» TO DO: Repeat every record below exactly, leaving out the pictures.

» SOURCE DATA:
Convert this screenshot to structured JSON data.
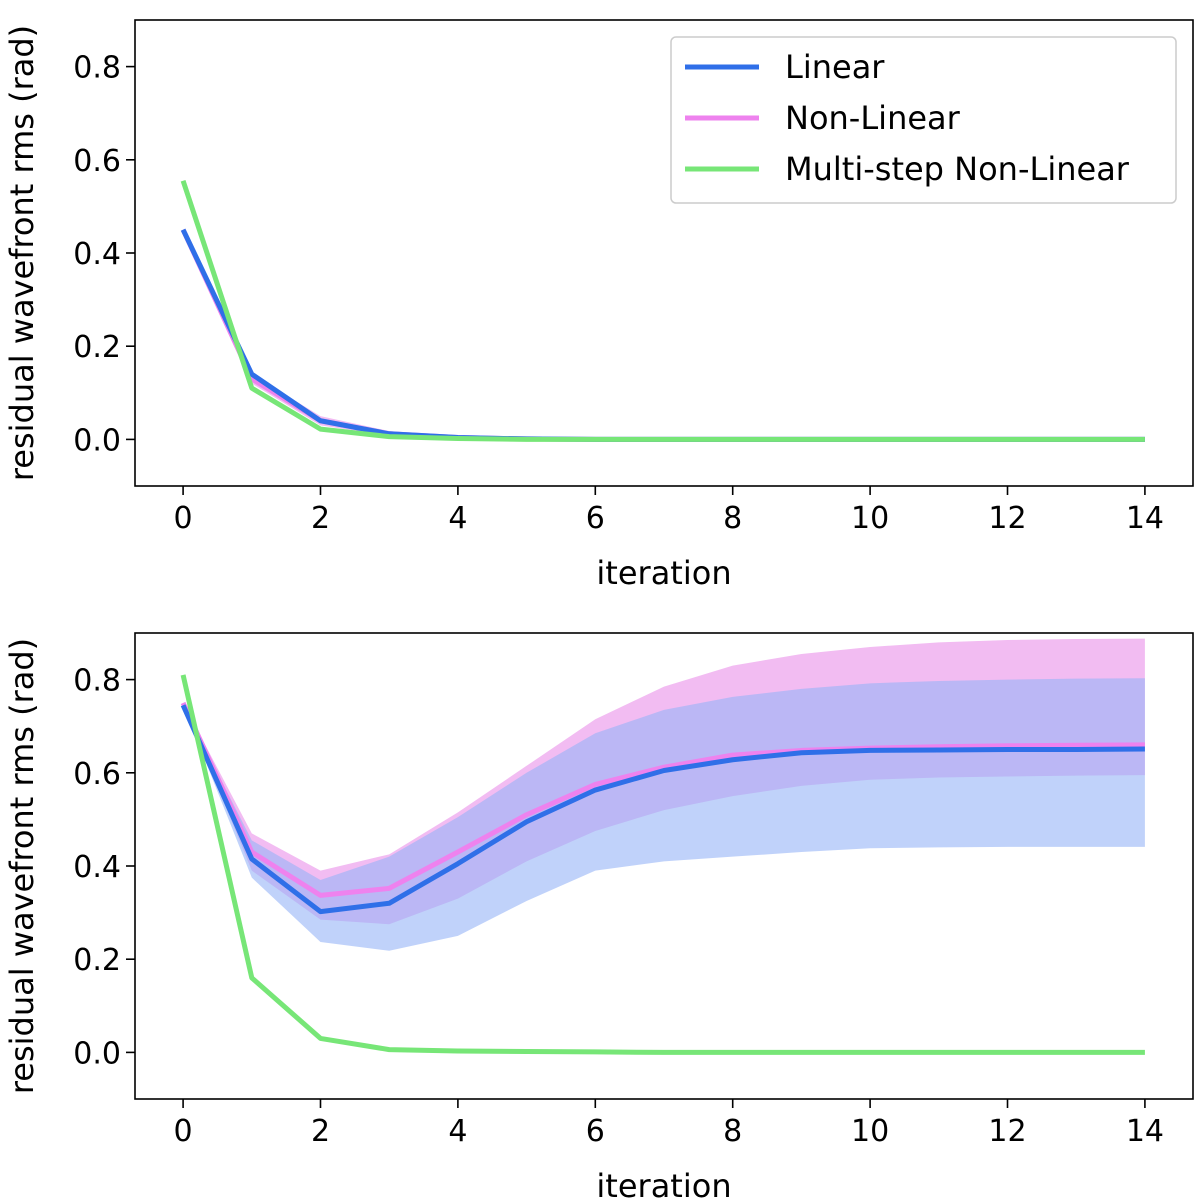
{
  "colors": {
    "linear": "#2f6fe8",
    "nonlinear": "#ee82ee",
    "multistep": "#77e677",
    "linear_band": "#96b4f6",
    "nonlinear_band": "#f2bcf2",
    "overlap_band": "#c39cf3"
  },
  "chart_data": [
    {
      "type": "line",
      "panel": "top",
      "title": "",
      "xlabel": "iteration",
      "ylabel": "residual wavefront rms (rad)",
      "xlim": [
        -0.7,
        14.7
      ],
      "ylim": [
        -0.1,
        0.9
      ],
      "xticks": [
        0,
        2,
        4,
        6,
        8,
        10,
        12,
        14
      ],
      "xtick_labels": [
        "0",
        "2",
        "4",
        "6",
        "8",
        "10",
        "12",
        "14"
      ],
      "yticks": [
        0.0,
        0.2,
        0.4,
        0.6,
        0.8
      ],
      "ytick_labels": [
        "0.0",
        "0.2",
        "0.4",
        "0.6",
        "0.8"
      ],
      "legend": {
        "position": "top-right",
        "entries": [
          "Linear",
          "Non-Linear",
          "Multi-step Non-Linear"
        ]
      },
      "x": [
        0,
        1,
        2,
        3,
        4,
        5,
        6,
        7,
        8,
        9,
        10,
        11,
        12,
        13,
        14
      ],
      "series": [
        {
          "name": "Linear",
          "color_key": "linear",
          "values": [
            0.45,
            0.14,
            0.04,
            0.012,
            0.004,
            0.001,
            0.0,
            0.0,
            0.0,
            0.0,
            0.0,
            0.0,
            0.0,
            0.0,
            0.0
          ]
        },
        {
          "name": "Non-Linear",
          "color_key": "nonlinear",
          "values": [
            0.45,
            0.13,
            0.04,
            0.012,
            0.004,
            0.001,
            0.0,
            0.0,
            0.0,
            0.0,
            0.0,
            0.0,
            0.0,
            0.0,
            0.0
          ],
          "band_upper": [
            0.45,
            0.14,
            0.05,
            0.018,
            0.006,
            0.002,
            0.0,
            0.0,
            0.0,
            0.0,
            0.0,
            0.0,
            0.0,
            0.0,
            0.0
          ],
          "band_lower": [
            0.45,
            0.12,
            0.03,
            0.008,
            0.002,
            0.0,
            0.0,
            0.0,
            0.0,
            0.0,
            0.0,
            0.0,
            0.0,
            0.0,
            0.0
          ]
        },
        {
          "name": "Multi-step Non-Linear",
          "color_key": "multistep",
          "values": [
            0.555,
            0.11,
            0.022,
            0.006,
            0.002,
            0.0,
            0.0,
            0.0,
            0.0,
            0.0,
            0.0,
            0.0,
            0.0,
            0.0,
            0.0
          ]
        }
      ]
    },
    {
      "type": "line",
      "panel": "bottom",
      "title": "",
      "xlabel": "iteration",
      "ylabel": "residual wavefront rms (rad)",
      "xlim": [
        -0.7,
        14.7
      ],
      "ylim": [
        -0.1,
        0.9
      ],
      "xticks": [
        0,
        2,
        4,
        6,
        8,
        10,
        12,
        14
      ],
      "xtick_labels": [
        "0",
        "2",
        "4",
        "6",
        "8",
        "10",
        "12",
        "14"
      ],
      "yticks": [
        0.0,
        0.2,
        0.4,
        0.6,
        0.8
      ],
      "ytick_labels": [
        "0.0",
        "0.2",
        "0.4",
        "0.6",
        "0.8"
      ],
      "x": [
        0,
        1,
        2,
        3,
        4,
        5,
        6,
        7,
        8,
        9,
        10,
        11,
        12,
        13,
        14
      ],
      "series": [
        {
          "name": "Linear",
          "color_key": "linear",
          "values": [
            0.745,
            0.415,
            0.302,
            0.32,
            0.405,
            0.495,
            0.563,
            0.605,
            0.628,
            0.643,
            0.648,
            0.649,
            0.65,
            0.65,
            0.651
          ],
          "band_upper": [
            0.745,
            0.455,
            0.37,
            0.42,
            0.505,
            0.6,
            0.685,
            0.735,
            0.763,
            0.78,
            0.792,
            0.797,
            0.8,
            0.802,
            0.803
          ],
          "band_lower": [
            0.745,
            0.375,
            0.237,
            0.218,
            0.25,
            0.325,
            0.39,
            0.41,
            0.42,
            0.43,
            0.438,
            0.44,
            0.441,
            0.441,
            0.441
          ]
        },
        {
          "name": "Non-Linear",
          "color_key": "nonlinear",
          "values": [
            0.75,
            0.43,
            0.337,
            0.352,
            0.43,
            0.51,
            0.575,
            0.612,
            0.638,
            0.648,
            0.653,
            0.656,
            0.658,
            0.659,
            0.66
          ],
          "band_upper": [
            0.75,
            0.47,
            0.39,
            0.425,
            0.515,
            0.615,
            0.715,
            0.785,
            0.83,
            0.855,
            0.87,
            0.88,
            0.885,
            0.887,
            0.888
          ],
          "band_lower": [
            0.75,
            0.39,
            0.285,
            0.275,
            0.33,
            0.41,
            0.475,
            0.52,
            0.55,
            0.572,
            0.585,
            0.59,
            0.592,
            0.594,
            0.595
          ]
        },
        {
          "name": "Multi-step Non-Linear",
          "color_key": "multistep",
          "values": [
            0.81,
            0.16,
            0.03,
            0.006,
            0.003,
            0.002,
            0.001,
            0.0,
            0.0,
            0.0,
            0.0,
            0.0,
            0.0,
            0.0,
            0.0
          ]
        }
      ]
    }
  ]
}
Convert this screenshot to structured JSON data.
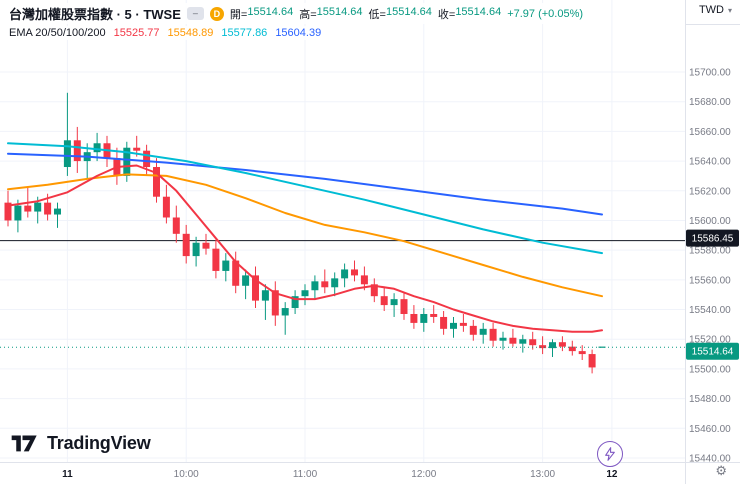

» RESULT:
Convert this screenshot to structured JSON data.
{
  "colors": {
    "linear": "#2f6fe8",
    "nonlinear": "#ee82ee",
    "multistep": "#77e677",
    "linear_band": "#96b4f6",
    "nonlinear_band": "#f2bcf2",
    "overlap_band": "#c39cf3"
  },
  "chart_data": [
    {
      "type": "line",
      "panel": "top",
      "title": "",
      "xlabel": "iteration",
      "ylabel": "residual wavefront rms (rad)",
      "xlim": [
        -0.7,
        14.7
      ],
      "ylim": [
        -0.1,
        0.9
      ],
      "xticks": [
        0,
        2,
        4,
        6,
        8,
        10,
        12,
        14
      ],
      "xtick_labels": [
        "0",
        "2",
        "4",
        "6",
        "8",
        "10",
        "12",
        "14"
      ],
      "yticks": [
        0.0,
        0.2,
        0.4,
        0.6,
        0.8
      ],
      "ytick_labels": [
        "0.0",
        "0.2",
        "0.4",
        "0.6",
        "0.8"
      ],
      "legend": {
        "position": "top-right",
        "entries": [
          "Linear",
          "Non-Linear",
          "Multi-step Non-Linear"
        ]
      },
      "x": [
        0,
        1,
        2,
        3,
        4,
        5,
        6,
        7,
        8,
        9,
        10,
        11,
        12,
        13,
        14
      ],
      "series": [
        {
          "name": "Linear",
          "color_key": "linear",
          "values": [
            0.45,
            0.14,
            0.04,
            0.012,
            0.004,
            0.001,
            0.0,
            0.0,
            0.0,
            0.0,
            0.0,
            0.0,
            0.0,
            0.0,
            0.0
          ]
        },
        {
          "name": "Non-Linear",
          "color_key": "nonlinear",
          "values": [
            0.45,
            0.13,
            0.04,
            0.012,
            0.004,
            0.001,
            0.0,
            0.0,
            0.0,
            0.0,
            0.0,
            0.0,
            0.0,
            0.0,
            0.0
          ],
          "band_upper": [
            0.45,
            0.14,
            0.05,
            0.018,
            0.006,
            0.002,
            0.0,
            0.0,
            0.0,
            0.0,
            0.0,
            0.0,
            0.0,
            0.0,
            0.0
          ],
          "band_lower": [
            0.45,
            0.12,
            0.03,
            0.008,
            0.002,
            0.0,
            0.0,
            0.0,
            0.0,
            0.0,
            0.0,
            0.0,
            0.0,
            0.0,
            0.0
          ]
        },
        {
          "name": "Multi-step Non-Linear",
          "color_key": "multistep",
          "values": [
            0.555,
            0.11,
            0.022,
            0.006,
            0.002,
            0.0,
            0.0,
            0.0,
            0.0,
            0.0,
            0.0,
            0.0,
            0.0,
            0.0,
            0.0
          ]
        }
      ]
    },
    {
      "type": "line",
      "panel": "bottom",
      "title": "",
      "xlabel": "iteration",
      "ylabel": "residual wavefront rms (rad)",
      "xlim": [
        -0.7,
        14.7
      ],
      "ylim": [
        -0.1,
        0.9
      ],
      "xticks": [
        0,
        2,
        4,
        6,
        8,
        10,
        12,
        14
      ],
      "xtick_labels": [
        "0",
        "2",
        "4",
        "6",
        "8",
        "10",
        "12",
        "14"
      ],
      "yticks": [
        0.0,
        0.2,
        0.4,
        0.6,
        0.8
      ],
      "ytick_labels": [
        "0.0",
        "0.2",
        "0.4",
        "0.6",
        "0.8"
      ],
      "x": [
        0,
        1,
        2,
        3,
        4,
        5,
        6,
        7,
        8,
        9,
        10,
        11,
        12,
        13,
        14
      ],
      "series": [
        {
          "name": "Linear",
          "color_key": "linear",
          "values": [
            0.745,
            0.415,
            0.302,
            0.32,
            0.405,
            0.495,
            0.563,
            0.605,
            0.628,
            0.643,
            0.648,
            0.649,
            0.65,
            0.65,
            0.651
          ],
          "band_upper": [
            0.745,
            0.455,
            0.37,
            0.42,
            0.505,
            0.6,
            0.685,
            0.735,
            0.763,
            0.78,
            0.792,
            0.797,
            0.8,
            0.802,
            0.803
          ],
          "band_lower": [
            0.745,
            0.375,
            0.237,
            0.218,
            0.25,
            0.325,
            0.39,
            0.41,
            0.42,
            0.43,
            0.438,
            0.44,
            0.441,
            0.441,
            0.441
          ]
        },
        {
          "name": "Non-Linear",
          "color_key": "nonlinear",
          "values": [
            0.75,
            0.43,
            0.337,
            0.352,
            0.43,
            0.51,
            0.575,
            0.612,
            0.638,
            0.648,
            0.653,
            0.656,
            0.658,
            0.659,
            0.66
          ],
          "band_upper": [
            0.75,
            0.47,
            0.39,
            0.425,
            0.515,
            0.615,
            0.715,
            0.785,
            0.83,
            0.855,
            0.87,
            0.88,
            0.885,
            0.887,
            0.888
          ],
          "band_lower": [
            0.75,
            0.39,
            0.285,
            0.275,
            0.33,
            0.41,
            0.475,
            0.52,
            0.55,
            0.572,
            0.585,
            0.59,
            0.592,
            0.594,
            0.595
          ]
        },
        {
          "name": "Multi-step Non-Linear",
          "color_key": "multistep",
          "values": [
            0.81,
            0.16,
            0.03,
            0.006,
            0.003,
            0.002,
            0.001,
            0.0,
            0.0,
            0.0,
            0.0,
            0.0,
            0.0,
            0.0,
            0.0
          ]
        }
      ]
    }
  ]
}
Convert this screenshot to structured JSON data.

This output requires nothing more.